## [DIRECTION]
Reproduce every entry exactly, without alteration.

..........

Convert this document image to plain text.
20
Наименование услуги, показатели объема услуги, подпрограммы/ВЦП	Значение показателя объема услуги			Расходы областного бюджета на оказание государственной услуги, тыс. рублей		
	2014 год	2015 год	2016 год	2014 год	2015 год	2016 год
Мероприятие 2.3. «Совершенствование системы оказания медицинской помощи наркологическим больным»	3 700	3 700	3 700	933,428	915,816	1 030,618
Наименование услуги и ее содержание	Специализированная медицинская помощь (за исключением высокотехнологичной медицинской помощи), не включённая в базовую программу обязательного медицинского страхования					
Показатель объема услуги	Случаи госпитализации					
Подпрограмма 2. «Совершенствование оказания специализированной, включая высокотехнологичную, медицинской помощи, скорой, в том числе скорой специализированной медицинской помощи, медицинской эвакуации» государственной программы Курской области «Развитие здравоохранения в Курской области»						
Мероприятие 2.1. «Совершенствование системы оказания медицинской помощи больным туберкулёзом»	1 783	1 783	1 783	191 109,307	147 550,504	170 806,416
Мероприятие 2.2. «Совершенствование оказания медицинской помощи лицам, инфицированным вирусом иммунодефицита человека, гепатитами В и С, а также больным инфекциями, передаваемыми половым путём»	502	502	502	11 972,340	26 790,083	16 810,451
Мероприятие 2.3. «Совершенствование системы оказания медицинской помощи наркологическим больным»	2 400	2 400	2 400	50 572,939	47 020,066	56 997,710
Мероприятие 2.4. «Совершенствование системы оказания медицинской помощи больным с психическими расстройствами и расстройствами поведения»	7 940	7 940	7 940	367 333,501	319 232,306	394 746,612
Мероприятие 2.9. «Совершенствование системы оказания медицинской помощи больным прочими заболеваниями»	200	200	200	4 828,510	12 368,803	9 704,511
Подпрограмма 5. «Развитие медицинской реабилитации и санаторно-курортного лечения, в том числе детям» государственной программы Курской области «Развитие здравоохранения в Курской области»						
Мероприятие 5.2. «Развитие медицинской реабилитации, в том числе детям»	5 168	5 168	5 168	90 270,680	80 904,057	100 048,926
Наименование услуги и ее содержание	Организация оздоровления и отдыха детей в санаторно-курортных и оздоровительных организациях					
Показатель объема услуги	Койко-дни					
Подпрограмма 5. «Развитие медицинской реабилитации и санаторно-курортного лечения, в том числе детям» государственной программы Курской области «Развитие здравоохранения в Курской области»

..........

## [IN RESPONSE]
Convert this document image to plain text.
20
Наименование услуги, показатели объема услуги, подпрограммы/ВЦП	Значение показателя объема услуги			Расходы областного бюджета на оказание государственной услуги, тыс. рублей		
	2014 год	2015 год	2016 год	2014 год	2015 год	2016 год
Мероприятие 2.3. «Совершенствование системы оказания медицинской помощи наркологическим больным»	3 700	3 700	3 700	933,428	915,816	1 030,618
Наименование услуги и ее содержание	Специализированная медицинская помощь (за исключением высокотехнологичной медицинской помощи), не включённая в базовую программу обязательного медицинского страхования					
Показатель объема услуги	Случаи госпитализации					
Подпрограмма 2. «Совершенствование оказания специализированной, включая высокотехнологичную, медицинской помощи, скорой, в том числе скорой специализированной медицинской помощи, медицинской эвакуации» государственной программы Курской области «Развитие здравоохранения в Курской области»						
Мероприятие 2.1. «Совершенствование системы оказания медицинской помощи больным туберкулёзом»	1 783	1 783	1 783	191 109,307	147 550,504	170 806,416
Мероприятие 2.2. «Совершенствование оказания медицинской помощи лицам, инфицированным вирусом иммунодефицита человека, гепатитами В и С, а также больным инфекциями, передаваемыми половым путём»	502	502	502	11 972,340	26 790,083	16 810,451
Мероприятие 2.3. «Совершенствование системы оказания медицинской помощи наркологическим больным»	2 400	2 400	2 400	50 572,939	47 020,066	56 997,710
Мероприятие 2.4. «Совершенствование системы оказания медицинской помощи больным с психическими расстройствами и расстройствами поведения»	7 940	7 940	7 940	367 333,501	319 232,306	394 746,612
Мероприятие 2.9. «Совершенствование системы оказания медицинской помощи больным прочими заболеваниями»	200	200	200	4 828,510	12 368,803	9 704,511
Подпрограмма 5. «Развитие медицинской реабилитации и санаторно-курортного лечения, в том числе детям» государственной программы Курской области «Развитие здравоохранения в Курской области»						
Мероприятие 5.2. «Развитие медицинской реабилитации, в том числе детям»	5 168	5 168	5 168	90 270,680	80 904,057	100 048,926
Наименование услуги и ее содержание	Организация оздоровления и отдыха детей в санаторно-курортных и оздоровительных организациях					
Показатель объема услуги	Койко-дни					
Подпрограмма 5. «Развитие медицинской реабилитации и санаторно-курортного лечения, в том числе детям» государственной программы Курской области «Развитие здравоохранения в Курской области»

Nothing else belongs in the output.